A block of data
-.-.-
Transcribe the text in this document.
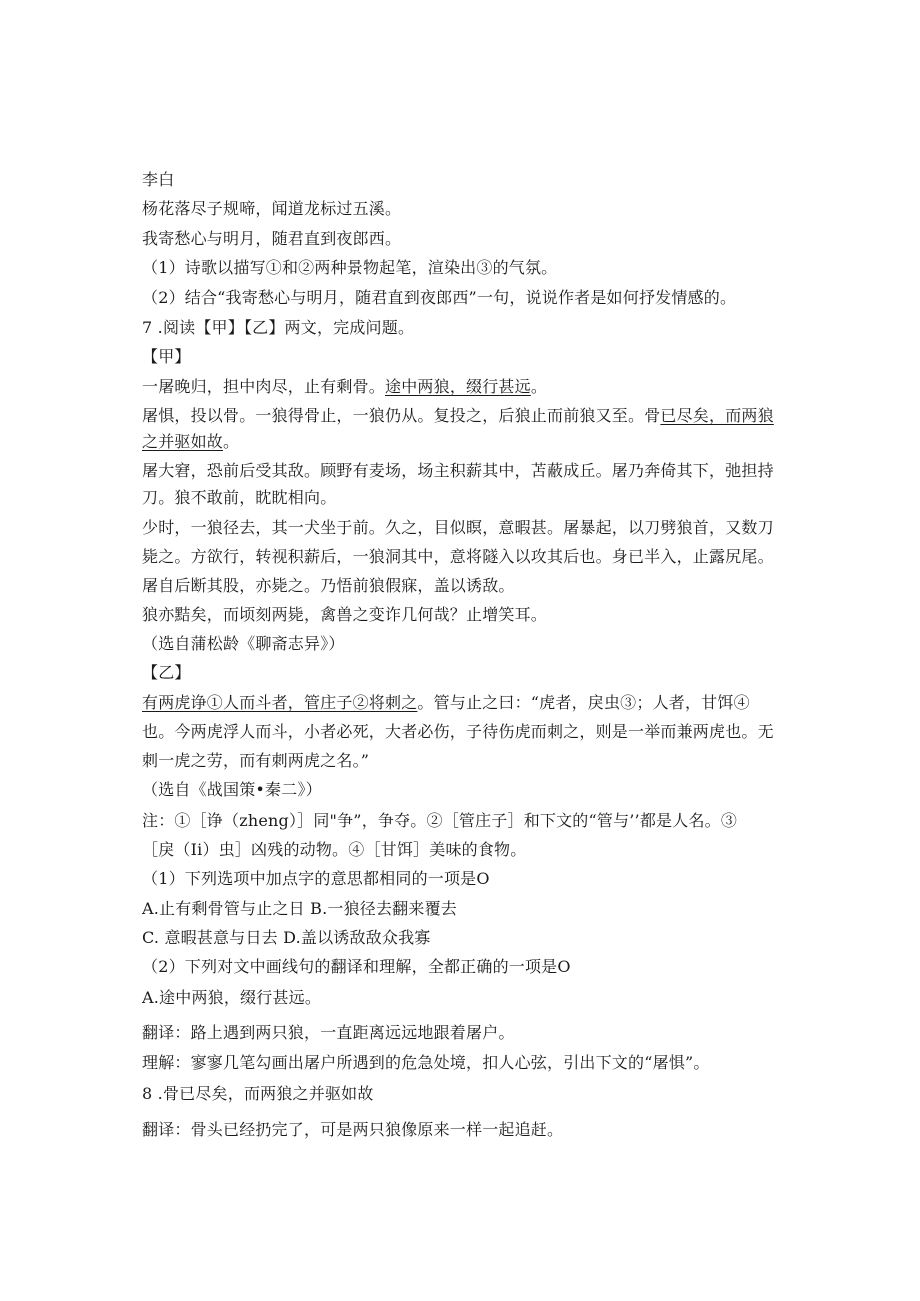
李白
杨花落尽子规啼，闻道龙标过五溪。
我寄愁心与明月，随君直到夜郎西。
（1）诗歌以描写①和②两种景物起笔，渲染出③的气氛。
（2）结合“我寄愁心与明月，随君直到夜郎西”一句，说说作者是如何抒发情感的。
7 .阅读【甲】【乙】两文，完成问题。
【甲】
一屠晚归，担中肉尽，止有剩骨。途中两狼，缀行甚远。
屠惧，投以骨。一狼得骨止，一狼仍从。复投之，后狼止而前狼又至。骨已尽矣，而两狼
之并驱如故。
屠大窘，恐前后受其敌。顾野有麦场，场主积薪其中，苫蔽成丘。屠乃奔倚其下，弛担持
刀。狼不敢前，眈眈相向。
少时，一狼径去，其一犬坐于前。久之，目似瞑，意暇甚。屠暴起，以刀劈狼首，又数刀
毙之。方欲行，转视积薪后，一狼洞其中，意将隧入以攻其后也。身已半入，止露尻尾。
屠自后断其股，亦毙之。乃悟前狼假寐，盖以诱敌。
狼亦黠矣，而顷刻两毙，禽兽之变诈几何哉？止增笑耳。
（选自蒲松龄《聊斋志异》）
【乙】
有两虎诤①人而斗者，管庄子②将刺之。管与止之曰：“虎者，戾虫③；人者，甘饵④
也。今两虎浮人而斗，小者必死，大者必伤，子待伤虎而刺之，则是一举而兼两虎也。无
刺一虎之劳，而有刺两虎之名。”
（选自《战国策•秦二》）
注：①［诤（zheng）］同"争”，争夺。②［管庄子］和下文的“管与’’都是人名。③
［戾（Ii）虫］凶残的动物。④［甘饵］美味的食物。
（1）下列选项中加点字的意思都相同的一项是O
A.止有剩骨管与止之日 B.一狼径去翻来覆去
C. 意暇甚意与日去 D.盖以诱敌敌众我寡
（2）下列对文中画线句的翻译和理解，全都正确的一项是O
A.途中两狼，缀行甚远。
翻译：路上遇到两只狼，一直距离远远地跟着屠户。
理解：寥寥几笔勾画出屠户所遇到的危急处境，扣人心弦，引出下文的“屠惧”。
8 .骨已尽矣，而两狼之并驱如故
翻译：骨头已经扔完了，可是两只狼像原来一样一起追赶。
-.-.-
SHORT EXERCISE |
From the listing above, print every entry precisely and drop the pictures.

ANSWER IN FULL |
Transcribe the text in this document.
李白
杨花落尽子规啼，闻道龙标过五溪。
我寄愁心与明月，随君直到夜郎西。
（1）诗歌以描写①和②两种景物起笔，渲染出③的气氛。
（2）结合“我寄愁心与明月，随君直到夜郎西”一句，说说作者是如何抒发情感的。
7 .阅读【甲】【乙】两文，完成问题。
【甲】
一屠晚归，担中肉尽，止有剩骨。途中两狼，缀行甚远。
屠惧，投以骨。一狼得骨止，一狼仍从。复投之，后狼止而前狼又至。骨已尽矣，而两狼
之并驱如故。
屠大窘，恐前后受其敌。顾野有麦场，场主积薪其中，苫蔽成丘。屠乃奔倚其下，弛担持
刀。狼不敢前，眈眈相向。
少时，一狼径去，其一犬坐于前。久之，目似瞑，意暇甚。屠暴起，以刀劈狼首，又数刀
毙之。方欲行，转视积薪后，一狼洞其中，意将隧入以攻其后也。身已半入，止露尻尾。
屠自后断其股，亦毙之。乃悟前狼假寐，盖以诱敌。
狼亦黠矣，而顷刻两毙，禽兽之变诈几何哉？止增笑耳。
（选自蒲松龄《聊斋志异》）
【乙】
有两虎诤①人而斗者，管庄子②将刺之。管与止之曰：“虎者，戾虫③；人者，甘饵④
也。今两虎浮人而斗，小者必死，大者必伤，子待伤虎而刺之，则是一举而兼两虎也。无
刺一虎之劳，而有刺两虎之名。”
（选自《战国策•秦二》）
注：①［诤（zheng）］同"争”，争夺。②［管庄子］和下文的“管与’’都是人名。③
［戾（Ii）虫］凶残的动物。④［甘饵］美味的食物。
（1）下列选项中加点字的意思都相同的一项是O
A.止有剩骨管与止之日 B.一狼径去翻来覆去
C. 意暇甚意与日去 D.盖以诱敌敌众我寡
（2）下列对文中画线句的翻译和理解，全都正确的一项是O
A.途中两狼，缀行甚远。
翻译：路上遇到两只狼，一直距离远远地跟着屠户。
理解：寥寥几笔勾画出屠户所遇到的危急处境，扣人心弦，引出下文的“屠惧”。
8 .骨已尽矣，而两狼之并驱如故
翻译：骨头已经扔完了，可是两只狼像原来一样一起追赶。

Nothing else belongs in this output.